[Work item] State how many lines of the entries hold the string "oder", and output nothing but that count.
──────────────────────────────
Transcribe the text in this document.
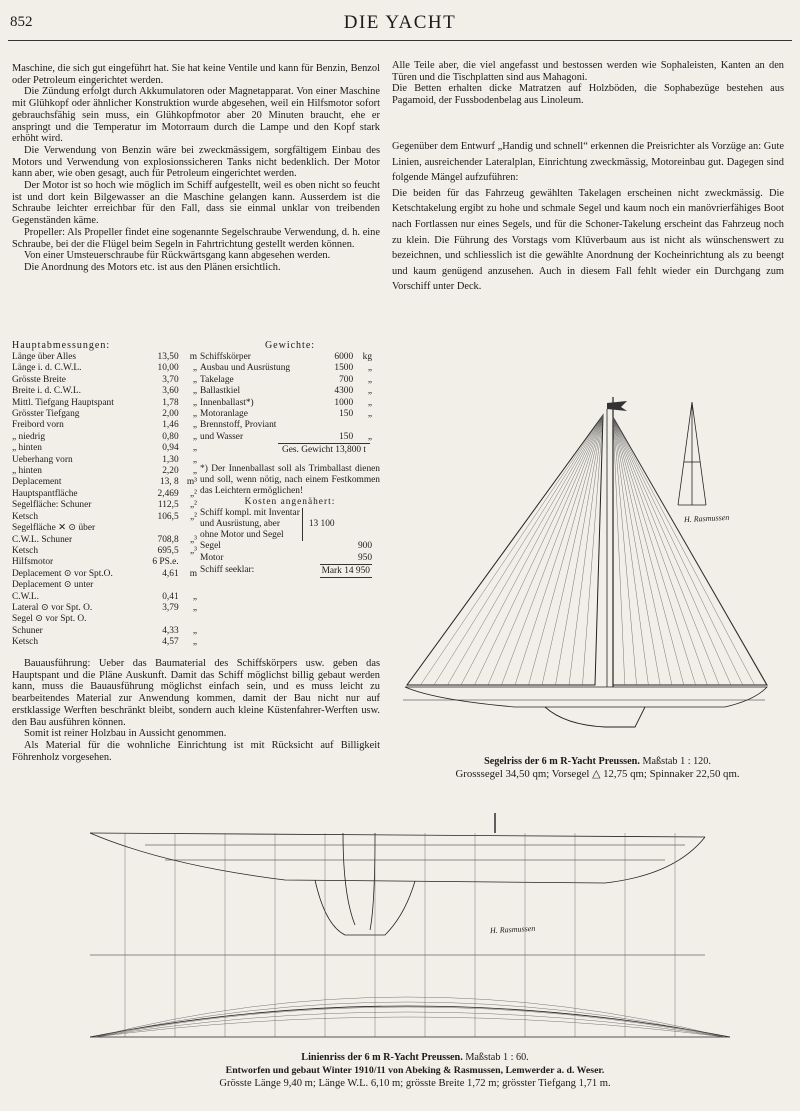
852	DIE YACHT

Maschine, die sich gut eingeführt hat. Sie hat keine Ventile und kann für Benzin, Benzol oder Petroleum eingerichtet werden.

Die Zündung erfolgt durch Akkumulatoren oder Magnetapparat. Von einer Maschine mit Glühkopf oder ähnlicher Konstruktion wurde abgesehen, weil ein Hilfsmotor sofort gebrauchsfähig sein muss, ein Glühkopfmotor aber 20 Minuten braucht, ehe er anspringt und die Temperatur im Motorraum durch die Lampe und den Kopf stark erhöht wird.

Die Verwendung von Benzin wäre bei zweckmässigem, sorgfältigem Einbau des Motors und Verwendung von explosionssicheren Tanks nicht bedenklich. Der Motor kann aber, wie oben gesagt, auch für Petroleum eingerichtet werden.

Der Motor ist so hoch wie möglich im Schiff aufgestellt, weil es oben nicht so feucht ist und dort kein Bilgewasser an die Maschine gelangen kann. Ausserdem ist die Schraube leichter erreichbar für den Fall, dass sie einmal unklar von treibenden Gegenständen käme.

Propeller: Als Propeller findet eine sogenannte Segelschraube Verwendung, d. h. eine Schraube, bei der die Flügel beim Segeln in Fahrtrichtung gestellt werden können.

Von einer Umsteuerschraube für Rückwärtsgang kann abgesehen werden.

Die Anordnung des Motors etc. ist aus den Plänen ersichtlich.

Hauptabmessungen:
Länge über Alles	13,50	m
Länge i. d. C.W.L.	10,00	„
Grösste Breite	3,70	„
Breite i. d. C.W.L.	3,60	„
Mittl. Tiefgang Hauptspant	1,78	„
Grösster Tiefgang	2,00	„
Freibord vorn	1,46	„
„ niedrig	0,80	„
„ hinten	0,94	„
Ueberhang vorn	1,30	„
„ hinten	2,20	„
Deplacement	13, 8	m³
Hauptspantfläche	2,469	„²
Segelfläche: Schuner	112,5	„²
Ketsch	106,5	„²
Segelfläche ✕ ⊙ über		
C.W.L. Schuner	708,8	„³
Ketsch	695,5	„³
Hilfsmotor	6 PS.e.	
Deplacement ⊙ vor Spt.O.	4,61	m
Deplacement ⊙ unter		
C.W.L.	0,41	„
Lateral ⊙ vor Spt. O.	3,79	„
Segel ⊙ vor Spt. O.		
Schuner	4,33	„
Ketsch	4,57	„
Gewichte:
Schiffskörper	6000	kg
Ausbau und Ausrüstung	1500	„
Takelage	700	„
Ballastkiel	4300	„
Innenballast*)	1000	„
Motoranlage	150	„
Brennstoff, Proviant		
und Wasser	150	„
Ges. Gewicht 13,800 t
*) Der Innenballast soll als Trimballast dienen und soll, wenn nötig, nach einem Festkommen das Leichtern ermöglichen!
Kosten angenähert:
Schiff kompl. mit Inventar
und Ausrüstung, aber
ohne Motor und Segel
13 100
Segel	900
Motor	950
Schiff seeklar:	Mark 14 950

Bauausführung: Ueber das Baumaterial des Schiffskörpers usw. geben das Hauptspant und die Pläne Auskunft. Damit das Schiff möglichst billig gebaut werden kann, muss die Bauausführung möglichst einfach sein, und es muss leicht zu bearbeitendes Material zur Anwendung kommen, damit der Bau nicht nur auf erstklassige Werften beschränkt bleibt, sondern auch kleine Küstenfahrer-Werften usw. den Bau ausführen können.

Somit ist reiner Holzbau in Aussicht genommen.

Als Material für die wohnliche Einrichtung ist mit Rücksicht auf Billigkeit Föhrenholz vorgesehen.

Alle Teile aber, die viel angefasst und bestossen werden wie Sophaleisten, Kanten an den Türen und die Tischplatten sind aus Mahagoni.

Die Betten erhalten dicke Matratzen auf Holzböden, die Sophabezüge bestehen aus Pagamoid, der Fussbodenbelag aus Linoleum.

Gegenüber dem Entwurf „Handig und schnell“ erkennen die Preisrichter als Vorzüge an: Gute Linien, ausreichender Lateralplan, Einrichtung zweckmässig, Motoreinbau gut. Dagegen sind folgende Mängel aufzuführen:

Die beiden für das Fahrzeug gewählten Takelagen erscheinen nicht zweckmässig. Die Ketschtakelung ergibt zu hohe und schmale Segel und kaum noch ein manövrierfähiges Boot nach Fortlassen nur eines Segels, und für die Schoner-Takelung erscheint das Fahrzeug noch zu klein. Die Führung des Vorstags vom Klüverbaum aus ist nicht als wünschenswert zu bezeichnen, und schliesslich ist die gewählte Anordnung der Kocheinrichtung als zu beengt und kaum genügend anzusehen. Auch in diesem Fall fehlt wieder ein Durchgang zum Vorschiff unter Deck.

H. Rasmussen
Segelriss der 6 m R-Yacht Preussen. Maßstab 1 : 120.
Grosssegel 34,50 qm; Vorsegel △ 12,75 qm; Spinnaker 22,50 qm.
H. Rasmussen
Linienriss der 6 m R-Yacht Preussen. Maßstab 1 : 60.
Entworfen und gebaut Winter 1910/11 von Abeking & Rasmussen, Lemwerder a. d. Weser.
Grösste Länge 9,40 m; Länge W.L. 6,10 m; grösste Breite 1,72 m; grösster Tiefgang 1,71 m.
──────────────────────────────
[Result of this task] 2